** START SOURCE EXCERPT **

# trunk leaking



## droppinbottom (Jun 30, 2003)

alright ive got an 04 spec v and the other day i was installing my amp when i noticed the cardboard cover to the spare tire was very soft. to my surprise when i looked in the spare tire well there was about an inch of standing water in there. has anyohe else had any problems like this?


----------



## caveman (Dec 20, 2003)

I havn't heard that one yet. That car should not have left the plant.

*Know your rights*

(short rant)Okay, I'm not tring to sit and bash the Spec V, but I am very frusterated with it. Mine has been to the dealer for so many stupid things, it has become a wast of time, so you will have to exuse me when I get really pissed when I read about major quality problems. Like water in a trunk.

As I was saying, your car should have never left the plant it was built in. They should test for water leaks. Anyway, since it's such a major screw up and the dammage has already been done, I would call a lemon lawyer and see if the dealer can buy your car back. 

Some of you might say, it's only water, but, did it cause any other dammage. Will your car rust because of it, will it stink later on down the road. You can just have it fixed, but I would want a new one myself. It's up to you. Lemon lawyers are free though, so if the dealer gives you crap fixing your car, just pick up the phone. However, just to let you know. Sadly, water in the trunk might not be bad enough for the dealer to recall your car. As long as it runs safly, it is hard to prove a car is a lemon. They don't care about little things, it has to be something major.


----------



## tekmode (Feb 22, 2003)

just take it back to the dealer, they should fix this


----------



## droppinbottom (Jun 30, 2003)

tekmode said:


> just take it back to the dealer, they should fix this



yeah that is what i thought. i dropped off the car tuesday night and left it with them all day wednesday. last night when i picked up the car(service dept closed) i found a note that said they were ordering the cardboard piece for the tire well and that the problem was coming from the right rear tire. (when it is raining the water is getting thrown up from tire) well as it would be it was raining last night and after making my hour drive from the dealership i looked in the car this morning to find 1. no carpet in my car. 2 water in the tire well. i called the dealership and they said they for got to put carpet back in.

** END SOURCE EXCERPT **
** START THE RECORDS **

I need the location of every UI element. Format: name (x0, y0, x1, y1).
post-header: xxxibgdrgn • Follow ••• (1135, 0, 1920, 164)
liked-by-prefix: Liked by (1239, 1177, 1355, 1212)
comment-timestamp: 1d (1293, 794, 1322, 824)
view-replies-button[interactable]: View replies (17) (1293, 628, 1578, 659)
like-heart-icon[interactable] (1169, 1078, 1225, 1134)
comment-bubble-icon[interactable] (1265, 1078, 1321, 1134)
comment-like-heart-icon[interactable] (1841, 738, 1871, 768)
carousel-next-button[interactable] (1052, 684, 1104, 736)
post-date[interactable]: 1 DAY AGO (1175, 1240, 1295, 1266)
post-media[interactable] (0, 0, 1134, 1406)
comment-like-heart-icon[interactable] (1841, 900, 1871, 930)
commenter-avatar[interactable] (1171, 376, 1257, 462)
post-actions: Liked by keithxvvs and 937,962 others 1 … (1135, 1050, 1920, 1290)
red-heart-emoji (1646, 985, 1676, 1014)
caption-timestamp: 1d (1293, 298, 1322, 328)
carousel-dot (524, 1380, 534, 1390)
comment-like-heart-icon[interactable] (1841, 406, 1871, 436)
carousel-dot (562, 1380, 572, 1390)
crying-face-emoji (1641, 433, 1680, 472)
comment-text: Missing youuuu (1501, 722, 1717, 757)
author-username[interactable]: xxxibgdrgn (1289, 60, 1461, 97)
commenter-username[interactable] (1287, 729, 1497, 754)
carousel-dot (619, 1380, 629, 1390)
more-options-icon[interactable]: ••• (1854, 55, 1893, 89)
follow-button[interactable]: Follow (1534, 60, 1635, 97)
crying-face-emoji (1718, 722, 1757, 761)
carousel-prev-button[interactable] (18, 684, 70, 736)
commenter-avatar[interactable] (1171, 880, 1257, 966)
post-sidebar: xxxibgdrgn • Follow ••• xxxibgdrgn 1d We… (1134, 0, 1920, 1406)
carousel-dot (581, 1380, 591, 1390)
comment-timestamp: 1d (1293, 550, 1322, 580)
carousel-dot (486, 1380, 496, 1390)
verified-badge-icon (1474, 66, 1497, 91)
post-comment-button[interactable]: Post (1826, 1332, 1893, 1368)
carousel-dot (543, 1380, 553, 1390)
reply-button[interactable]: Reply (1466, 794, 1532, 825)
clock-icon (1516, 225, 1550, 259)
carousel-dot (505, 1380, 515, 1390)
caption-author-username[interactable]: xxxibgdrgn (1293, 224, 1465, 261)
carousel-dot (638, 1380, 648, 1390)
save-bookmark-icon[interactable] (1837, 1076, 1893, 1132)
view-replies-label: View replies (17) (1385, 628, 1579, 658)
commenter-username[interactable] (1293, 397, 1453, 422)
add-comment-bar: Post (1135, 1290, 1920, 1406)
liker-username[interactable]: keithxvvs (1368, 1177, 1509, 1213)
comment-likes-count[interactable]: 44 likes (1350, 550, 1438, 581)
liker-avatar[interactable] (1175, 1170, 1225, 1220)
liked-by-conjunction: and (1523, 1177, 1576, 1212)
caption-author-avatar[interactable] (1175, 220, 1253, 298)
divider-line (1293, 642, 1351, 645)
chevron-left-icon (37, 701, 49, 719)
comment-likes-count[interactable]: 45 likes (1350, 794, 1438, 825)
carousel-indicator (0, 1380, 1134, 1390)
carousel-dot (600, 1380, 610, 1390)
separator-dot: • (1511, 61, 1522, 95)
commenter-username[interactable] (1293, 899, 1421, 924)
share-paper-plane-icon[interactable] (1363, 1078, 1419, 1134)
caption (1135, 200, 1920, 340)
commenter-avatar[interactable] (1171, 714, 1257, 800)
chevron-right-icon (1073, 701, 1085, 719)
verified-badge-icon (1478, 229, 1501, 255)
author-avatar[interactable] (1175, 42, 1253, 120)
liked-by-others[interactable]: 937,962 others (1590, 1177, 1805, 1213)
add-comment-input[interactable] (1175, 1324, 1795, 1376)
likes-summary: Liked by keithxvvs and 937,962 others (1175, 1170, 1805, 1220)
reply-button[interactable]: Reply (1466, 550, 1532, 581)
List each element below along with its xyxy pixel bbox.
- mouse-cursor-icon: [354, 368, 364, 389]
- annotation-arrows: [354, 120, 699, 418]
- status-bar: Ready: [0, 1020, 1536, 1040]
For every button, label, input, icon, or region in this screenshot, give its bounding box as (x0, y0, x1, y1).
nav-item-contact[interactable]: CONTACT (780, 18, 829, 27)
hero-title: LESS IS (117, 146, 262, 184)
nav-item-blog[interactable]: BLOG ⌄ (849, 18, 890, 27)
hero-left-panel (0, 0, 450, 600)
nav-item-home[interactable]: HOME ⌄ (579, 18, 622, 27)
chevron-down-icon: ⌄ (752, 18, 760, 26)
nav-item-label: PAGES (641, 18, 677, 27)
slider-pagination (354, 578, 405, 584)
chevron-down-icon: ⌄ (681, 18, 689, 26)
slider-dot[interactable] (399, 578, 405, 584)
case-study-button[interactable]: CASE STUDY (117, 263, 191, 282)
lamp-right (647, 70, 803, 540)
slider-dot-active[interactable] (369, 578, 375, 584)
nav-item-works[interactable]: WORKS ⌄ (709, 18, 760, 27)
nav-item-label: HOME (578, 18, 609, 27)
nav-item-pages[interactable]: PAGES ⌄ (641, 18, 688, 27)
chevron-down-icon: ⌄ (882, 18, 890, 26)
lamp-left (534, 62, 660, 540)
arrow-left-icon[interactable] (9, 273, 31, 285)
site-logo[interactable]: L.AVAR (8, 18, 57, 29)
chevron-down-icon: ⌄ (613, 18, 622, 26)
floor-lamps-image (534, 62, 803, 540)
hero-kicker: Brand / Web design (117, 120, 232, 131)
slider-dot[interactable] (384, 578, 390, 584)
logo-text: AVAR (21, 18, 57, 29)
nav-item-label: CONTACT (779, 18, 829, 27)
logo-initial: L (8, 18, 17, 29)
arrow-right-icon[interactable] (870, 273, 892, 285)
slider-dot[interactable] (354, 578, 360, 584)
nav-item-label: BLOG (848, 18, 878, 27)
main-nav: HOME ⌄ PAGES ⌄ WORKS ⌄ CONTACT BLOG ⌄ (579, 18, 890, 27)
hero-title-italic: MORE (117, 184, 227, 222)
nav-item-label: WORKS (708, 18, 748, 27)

** END THE RECORDS **

● SHORT PROBLEM 1
Please copy the entries word for word, starting at their first line and ending at the line that contains "view-replies-button[interactable]: View replies".
● SHORT PROBLEM 2
Continue the forum thread about the leaking trunk from its last sentence.

● WRITTEN REPLY 1
I need the location of every UI element. Format: name (x0, y0, x1, y1).
post-header: xxxibgdrgn • Follow ••• (1135, 0, 1920, 164)
liked-by-prefix: Liked by (1239, 1177, 1355, 1212)
comment-timestamp: 1d (1293, 794, 1322, 824)
view-replies-button[interactable]: View replies (17) (1293, 628, 1578, 659)

● WRITTEN REPLY 2
----------



## Silvspec86 (Apr 4, 2003)

holy sh*t dude, that sux. i had the dealer replace my carboard piece because the last time they fixed my car, the shop left it in the rain (the cardboard plate itself)... they resealed my trunk and gave me a new plate. you should consider finding a new dealer to go to...sounds like that one sux a$$. and always check things before you drive off.


----------



## apachewoolf (Mar 7, 2004)

Silvspec86 said:


> holy sh*t dude, that sux. i had the dealer replace my carboard piece because the last time they fixed my car, the shop left it in the rain (the cardboard plate itself)... they resealed my trunk and gave me a new plate. you should consider finding a new dealer to go to...sounds like that one sux a$$. and always check things before you drive off.


that blows i am having the same prob with my 96 all my stuff gets wet in the trunk every time it rains i called the dealer and they said that it is a real prob with the trunks of all sentras and silvias i dont know what they are going to do about it but it has been a prob since they started making the b14 and they havent fixed it yet! :thumbdwn:


----------



## Yamakasi (Jun 11, 2003)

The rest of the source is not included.